[Dataset entries on figures]
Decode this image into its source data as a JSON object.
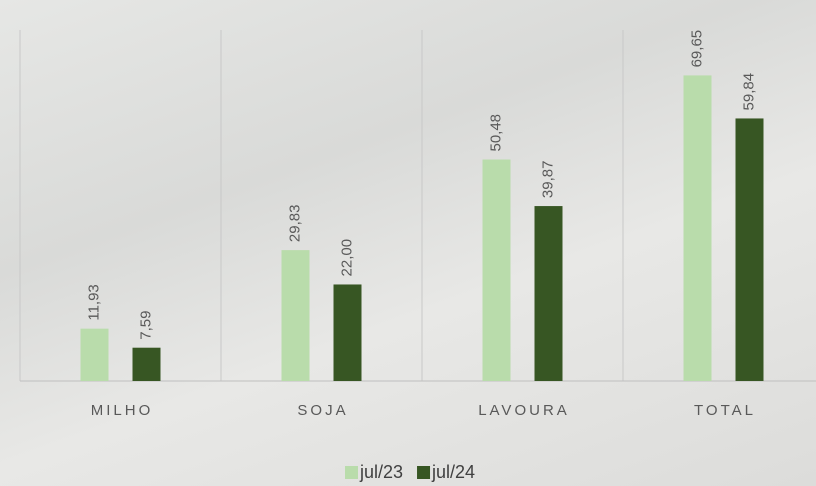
{
  "chart_data": {
    "type": "bar",
    "categories": [
      "MILHO",
      "SOJA",
      "LAVOURA",
      "TOTAL"
    ],
    "series": [
      {
        "name": "jul/23",
        "color": "#b9dcab",
        "values": [
          11.93,
          29.83,
          50.48,
          69.65
        ],
        "value_labels": [
          "11,93",
          "29,83",
          "50,48",
          "69,65"
        ]
      },
      {
        "name": "jul/24",
        "color": "#375623",
        "values": [
          7.59,
          22.0,
          39.87,
          59.84
        ],
        "value_labels": [
          "7,59",
          "22,00",
          "39,87",
          "59,84"
        ]
      }
    ],
    "ylim": [
      0,
      80
    ],
    "legend": "bottom"
  }
}
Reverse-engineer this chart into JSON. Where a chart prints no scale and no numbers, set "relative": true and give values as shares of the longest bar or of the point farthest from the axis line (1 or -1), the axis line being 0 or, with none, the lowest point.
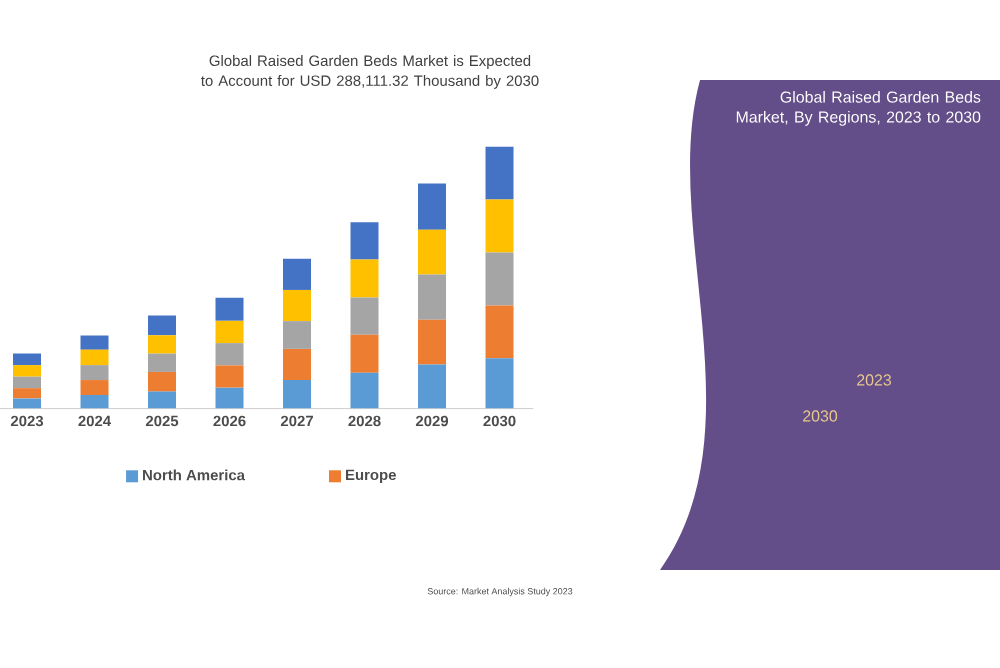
{
  "chart_data": {
    "type": "bar",
    "stacked": true,
    "relative": true,
    "title": "Global Raised Garden Beds Market is Expected to Account for USD 288,111.32 Thousand by 2030",
    "subtitle": "Global Raised Garden Beds Market, By Regions, 2023 to 2030",
    "categories": [
      "2023",
      "2024",
      "2025",
      "2026",
      "2027",
      "2028",
      "2029",
      "2030"
    ],
    "series": [
      {
        "name": "North America",
        "color": "#5b9bd5",
        "values": [
          0.039,
          0.052,
          0.065,
          0.08,
          0.109,
          0.137,
          0.168,
          0.192
        ]
      },
      {
        "name": "Europe",
        "color": "#ed7d31",
        "values": [
          0.039,
          0.057,
          0.075,
          0.085,
          0.119,
          0.145,
          0.171,
          0.202
        ]
      },
      {
        "color": "#a5a5a5",
        "values": [
          0.044,
          0.057,
          0.07,
          0.085,
          0.106,
          0.142,
          0.173,
          0.202
        ]
      },
      {
        "color": "#ffc000",
        "values": [
          0.044,
          0.059,
          0.07,
          0.085,
          0.119,
          0.145,
          0.171,
          0.202
        ]
      },
      {
        "color": "#4472c4",
        "values": [
          0.044,
          0.054,
          0.075,
          0.088,
          0.119,
          0.142,
          0.176,
          0.202
        ]
      }
    ],
    "legend": "bottom",
    "annotations": [
      "2023",
      "2030",
      "Source: Market Analysis Study 2023"
    ]
  }
}
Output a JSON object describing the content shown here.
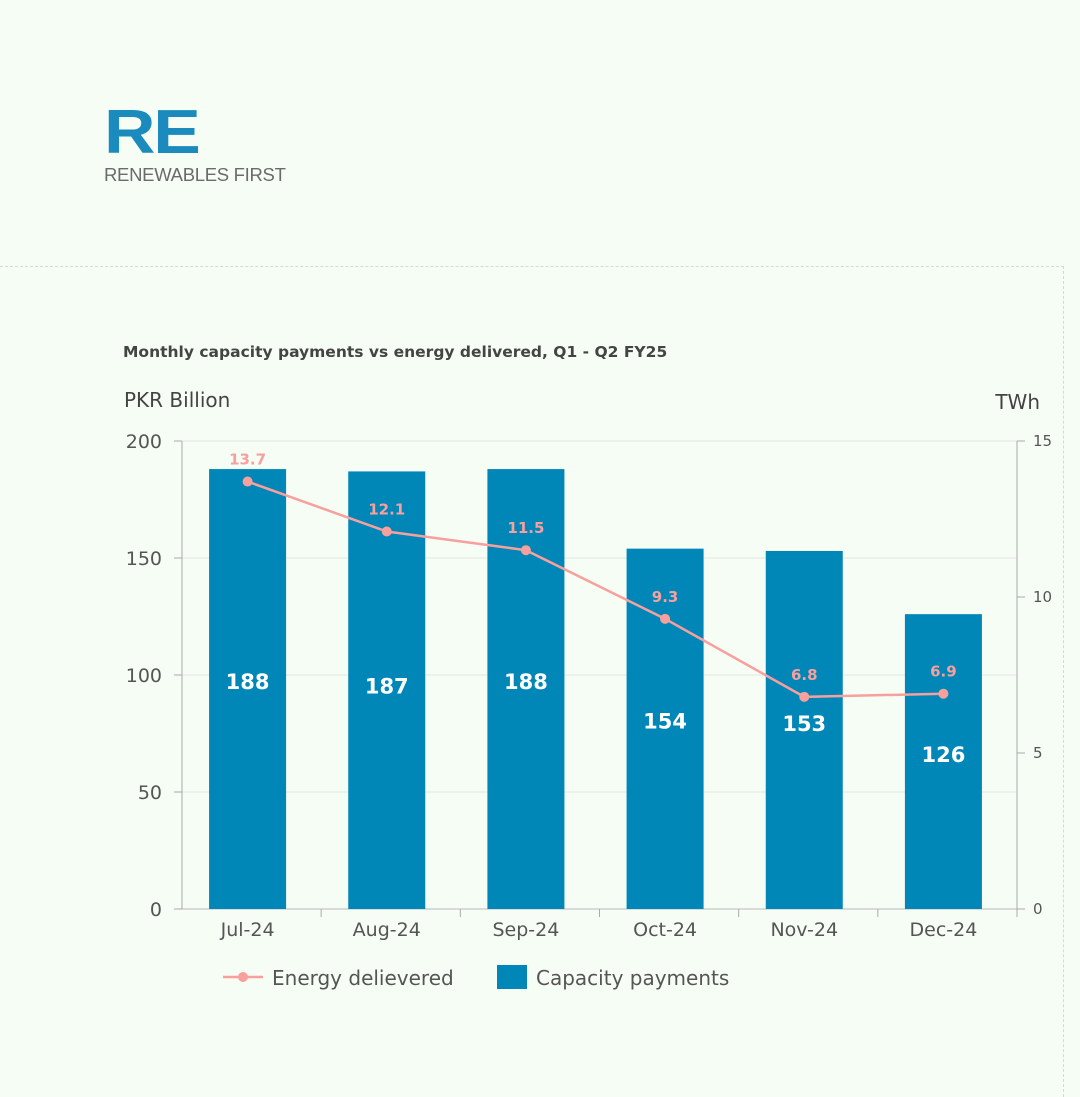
{
  "logo": {
    "mark": "RE",
    "text": "RENEWABLES FIRST"
  },
  "chart_data": {
    "type": "bar+line",
    "title": "Monthly capacity payments vs energy delivered, Q1 - Q2 FY25",
    "ylabel_left": "PKR Billion",
    "ylabel_right": "TWh",
    "categories": [
      "Jul-24",
      "Aug-24",
      "Sep-24",
      "Oct-24",
      "Nov-24",
      "Dec-24"
    ],
    "ylim_left": [
      0,
      200
    ],
    "ylim_right": [
      0,
      15
    ],
    "yticks_left": [
      "0",
      "50",
      "100",
      "150",
      "200"
    ],
    "yticks_right": [
      "0",
      "5",
      "10",
      "15"
    ],
    "grid": true,
    "legend_position": "bottom",
    "series": [
      {
        "name": "Energy delievered",
        "type": "line",
        "axis": "right",
        "color": "#f7a09d",
        "values": [
          13.7,
          12.1,
          11.5,
          9.3,
          6.8,
          6.9
        ]
      },
      {
        "name": "Capacity payments",
        "type": "bar",
        "axis": "left",
        "color": "#0087b8",
        "values": [
          188,
          187,
          188,
          154,
          153,
          126
        ]
      }
    ]
  }
}
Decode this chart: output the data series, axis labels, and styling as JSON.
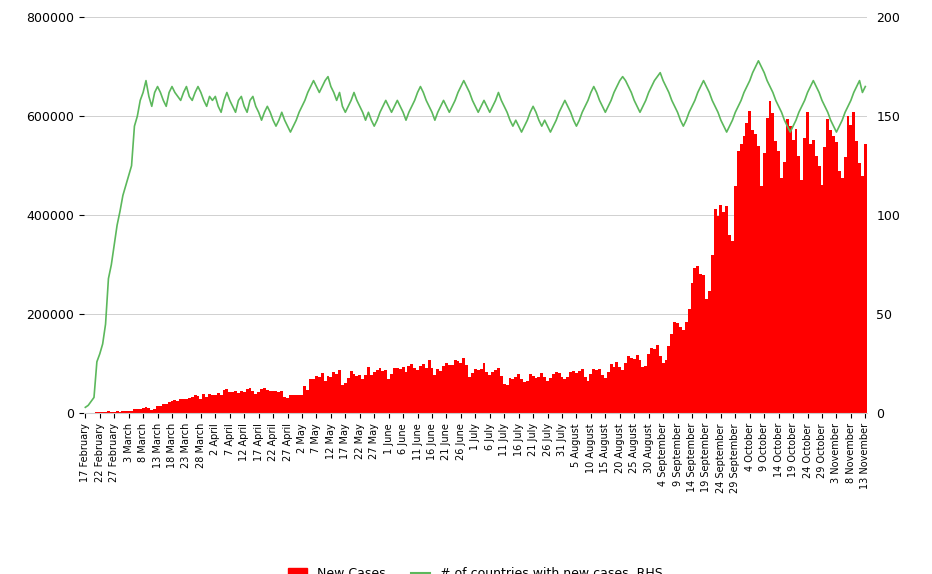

Work to do = Only a number is wanted: how many lines contain "this"?

Task solution = 3